#### Gegeven tekst
════════════════
Die vreugde in God leert je ook liefhebben. Liefde, zo laat Piper zien, is het overstromen van je vreugde in God om er ook anderen in te laten delen, om zo in hun behoeften te voorzien. En als anderen dan gaan delen in die vreugde in God, dan word je er zelf ook weer blij van. Zo wordt je eigen vreugde dus groter terwijl je je geeft aan anderen. Die vreugde in God heb je trouwens ook hard nodig. Want echte liefde vraagt heel veel van je. Die prijs kun je alleen maar opbrengen als de vreugde van God je in beweging zet.
════════════════
#### Opdracht
Wanneer kun je volgens de tekst over vreugde in God de prijs van echte liefde opbrengen?
════════════════
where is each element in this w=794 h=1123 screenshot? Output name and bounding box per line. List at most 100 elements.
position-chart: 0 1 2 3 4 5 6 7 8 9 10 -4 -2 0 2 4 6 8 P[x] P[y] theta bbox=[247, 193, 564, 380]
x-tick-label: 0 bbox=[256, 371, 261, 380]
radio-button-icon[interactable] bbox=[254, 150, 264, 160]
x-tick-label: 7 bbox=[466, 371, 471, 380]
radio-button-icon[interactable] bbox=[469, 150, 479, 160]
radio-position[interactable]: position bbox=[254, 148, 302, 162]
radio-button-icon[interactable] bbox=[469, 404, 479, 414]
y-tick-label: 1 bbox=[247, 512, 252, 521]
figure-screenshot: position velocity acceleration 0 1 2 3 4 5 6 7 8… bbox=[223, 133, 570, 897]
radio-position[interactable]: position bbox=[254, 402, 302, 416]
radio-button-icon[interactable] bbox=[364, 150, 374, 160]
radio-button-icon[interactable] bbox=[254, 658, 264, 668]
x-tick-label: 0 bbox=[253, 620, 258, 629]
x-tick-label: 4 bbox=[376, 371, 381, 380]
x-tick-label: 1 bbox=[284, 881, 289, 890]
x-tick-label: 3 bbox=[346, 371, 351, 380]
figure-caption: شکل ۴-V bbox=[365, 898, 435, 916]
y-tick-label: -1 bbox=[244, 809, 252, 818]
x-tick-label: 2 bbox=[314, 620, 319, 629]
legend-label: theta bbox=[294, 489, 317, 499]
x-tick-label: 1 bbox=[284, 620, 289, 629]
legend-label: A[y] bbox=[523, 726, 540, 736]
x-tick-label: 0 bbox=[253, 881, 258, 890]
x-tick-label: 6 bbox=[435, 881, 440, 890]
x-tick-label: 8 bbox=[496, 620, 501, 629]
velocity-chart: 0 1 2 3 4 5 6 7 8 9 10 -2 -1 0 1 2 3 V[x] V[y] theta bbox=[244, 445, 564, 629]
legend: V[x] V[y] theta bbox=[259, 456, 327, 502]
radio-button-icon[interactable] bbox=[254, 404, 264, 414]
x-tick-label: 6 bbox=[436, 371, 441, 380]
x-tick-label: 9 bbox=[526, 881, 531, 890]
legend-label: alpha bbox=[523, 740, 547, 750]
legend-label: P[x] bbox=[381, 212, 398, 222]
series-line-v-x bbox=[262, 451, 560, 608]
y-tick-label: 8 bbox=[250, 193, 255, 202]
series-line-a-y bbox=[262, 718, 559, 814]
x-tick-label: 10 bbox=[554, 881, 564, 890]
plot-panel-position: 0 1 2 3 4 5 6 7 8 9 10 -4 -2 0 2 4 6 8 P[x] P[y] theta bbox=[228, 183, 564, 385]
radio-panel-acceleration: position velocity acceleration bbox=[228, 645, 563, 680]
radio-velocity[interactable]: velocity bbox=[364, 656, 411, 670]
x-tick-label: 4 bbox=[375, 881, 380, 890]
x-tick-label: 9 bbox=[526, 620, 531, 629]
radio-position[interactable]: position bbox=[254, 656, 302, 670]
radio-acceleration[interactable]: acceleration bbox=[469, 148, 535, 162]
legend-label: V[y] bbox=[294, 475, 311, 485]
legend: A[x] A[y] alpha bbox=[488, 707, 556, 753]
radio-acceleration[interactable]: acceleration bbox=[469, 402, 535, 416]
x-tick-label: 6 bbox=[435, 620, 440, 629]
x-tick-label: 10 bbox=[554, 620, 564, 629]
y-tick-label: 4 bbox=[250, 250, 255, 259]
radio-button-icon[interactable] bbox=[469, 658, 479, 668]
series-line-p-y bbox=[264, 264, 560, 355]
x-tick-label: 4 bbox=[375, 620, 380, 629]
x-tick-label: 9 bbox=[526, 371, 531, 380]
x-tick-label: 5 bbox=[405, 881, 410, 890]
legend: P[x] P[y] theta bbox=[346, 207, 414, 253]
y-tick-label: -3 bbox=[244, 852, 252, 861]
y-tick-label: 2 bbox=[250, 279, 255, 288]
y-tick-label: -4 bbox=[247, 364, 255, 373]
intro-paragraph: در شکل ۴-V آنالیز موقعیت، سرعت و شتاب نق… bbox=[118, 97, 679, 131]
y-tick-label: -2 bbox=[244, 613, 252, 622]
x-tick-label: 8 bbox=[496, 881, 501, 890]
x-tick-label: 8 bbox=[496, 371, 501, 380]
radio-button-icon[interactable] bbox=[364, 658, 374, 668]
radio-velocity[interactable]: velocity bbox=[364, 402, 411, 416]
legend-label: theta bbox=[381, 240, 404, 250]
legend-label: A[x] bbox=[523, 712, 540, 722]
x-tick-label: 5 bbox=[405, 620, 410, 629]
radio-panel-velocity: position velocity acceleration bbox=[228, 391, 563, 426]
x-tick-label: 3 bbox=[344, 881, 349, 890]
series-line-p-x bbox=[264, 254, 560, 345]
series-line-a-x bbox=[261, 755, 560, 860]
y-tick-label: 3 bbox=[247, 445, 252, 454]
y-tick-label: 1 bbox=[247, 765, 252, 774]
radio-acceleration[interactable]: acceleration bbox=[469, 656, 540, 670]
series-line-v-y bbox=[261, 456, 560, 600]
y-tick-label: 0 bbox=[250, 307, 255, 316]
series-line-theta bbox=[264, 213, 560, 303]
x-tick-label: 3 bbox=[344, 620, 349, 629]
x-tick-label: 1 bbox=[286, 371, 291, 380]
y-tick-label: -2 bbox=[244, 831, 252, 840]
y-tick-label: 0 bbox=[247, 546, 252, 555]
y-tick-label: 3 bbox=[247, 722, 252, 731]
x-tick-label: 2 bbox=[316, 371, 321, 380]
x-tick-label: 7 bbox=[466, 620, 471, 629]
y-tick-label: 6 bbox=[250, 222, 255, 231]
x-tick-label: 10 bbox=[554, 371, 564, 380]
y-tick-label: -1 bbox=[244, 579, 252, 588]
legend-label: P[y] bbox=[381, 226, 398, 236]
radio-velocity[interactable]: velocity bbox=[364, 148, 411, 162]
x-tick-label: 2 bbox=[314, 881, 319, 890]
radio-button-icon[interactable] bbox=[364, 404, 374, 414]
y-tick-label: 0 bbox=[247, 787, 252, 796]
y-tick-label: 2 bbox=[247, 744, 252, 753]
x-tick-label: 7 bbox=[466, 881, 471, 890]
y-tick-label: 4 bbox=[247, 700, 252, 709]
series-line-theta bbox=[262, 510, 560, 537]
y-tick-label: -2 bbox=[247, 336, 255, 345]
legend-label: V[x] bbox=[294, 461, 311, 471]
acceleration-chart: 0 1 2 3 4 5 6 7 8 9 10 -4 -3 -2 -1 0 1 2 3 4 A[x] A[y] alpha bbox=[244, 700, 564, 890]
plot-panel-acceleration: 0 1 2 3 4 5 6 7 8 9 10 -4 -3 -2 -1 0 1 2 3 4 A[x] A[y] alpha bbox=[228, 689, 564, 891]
════════════════
#### Oplossing
Alleen als de vreugde van God je in beweging zet.